— Information supplied —
==================================================

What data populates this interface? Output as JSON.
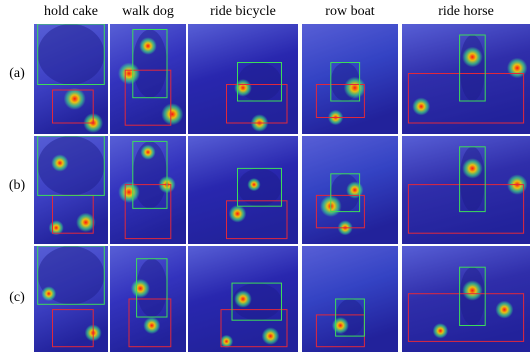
{
  "columns": [
    "hold cake",
    "walk dog",
    "ride bicycle",
    "row boat",
    "ride horse"
  ],
  "rows": [
    "(a)",
    "(b)",
    "(c)"
  ],
  "box_colors": {
    "human": "#3cdc5a",
    "object": "#e0283c"
  },
  "overlay_color": "#2020d0",
  "heat_colors": [
    "#ff1010",
    "#ffd000",
    "#40ff80"
  ]
}
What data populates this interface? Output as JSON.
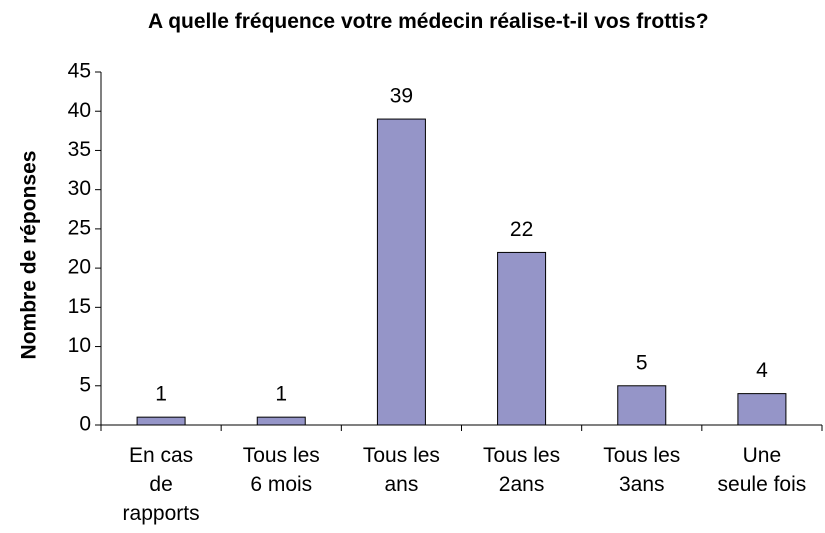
{
  "chart_data": {
    "type": "bar",
    "title": "A quelle fréquence votre médecin réalise-t-il vos frottis?",
    "y_label": "Nombre de réponses",
    "categories": [
      "En cas\nde\nrapports",
      "Tous les\n6 mois",
      "Tous les\nans",
      "Tous les\n2ans",
      "Tous les\n3ans",
      "Une\nseule fois"
    ],
    "values": [
      1,
      1,
      39,
      22,
      5,
      4
    ],
    "color": "#9595c8",
    "ylim": [
      0,
      45
    ],
    "yticks": [
      0,
      5,
      10,
      15,
      20,
      25,
      30,
      35,
      40,
      45
    ],
    "grid": false
  }
}
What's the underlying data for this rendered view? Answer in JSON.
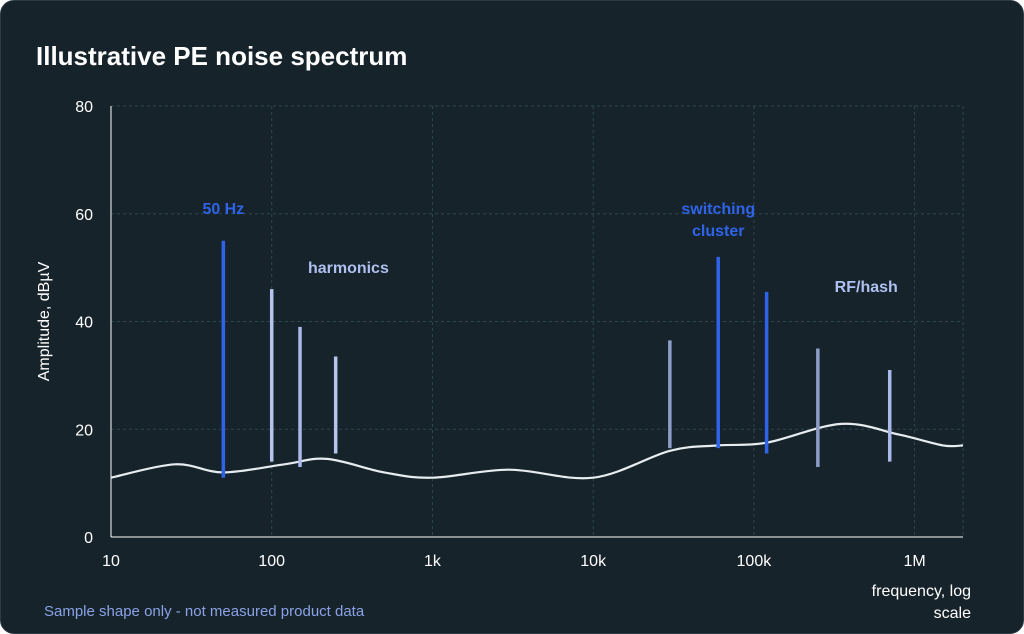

==================================================

— Given request —
The records above are to be restated exactly, without their pictures.

— Solution to this exercise —
What data populates this interface? Output as JSON.
{
  "columns": [
    "hold cake",
    "walk dog",
    "ride bicycle",
    "row boat",
    "ride horse"
  ],
  "rows": [
    "(a)",
    "(b)",
    "(c)"
  ],
  "box_colors": {
    "human": "#3cdc5a",
    "object": "#e0283c"
  },
  "overlay_color": "#2020d0",
  "heat_colors": [
    "#ff1010",
    "#ffd000",
    "#40ff80"
  ]
}
What data populates this interface? Output as JSON.
{
  "chart_data": {
    "type": "bar",
    "title": "A quelle fréquence votre médecin réalise-t-il vos frottis?",
    "y_label": "Nombre de réponses",
    "categories": [
      "En cas\nde\nrapports",
      "Tous les\n6 mois",
      "Tous les\nans",
      "Tous les\n2ans",
      "Tous les\n3ans",
      "Une\nseule fois"
    ],
    "values": [
      1,
      1,
      39,
      22,
      5,
      4
    ],
    "color": "#9595c8",
    "ylim": [
      0,
      45
    ],
    "yticks": [
      0,
      5,
      10,
      15,
      20,
      25,
      30,
      35,
      40,
      45
    ],
    "grid": false
  }
}
What's the underlying data for this rendered view? Answer in JSON.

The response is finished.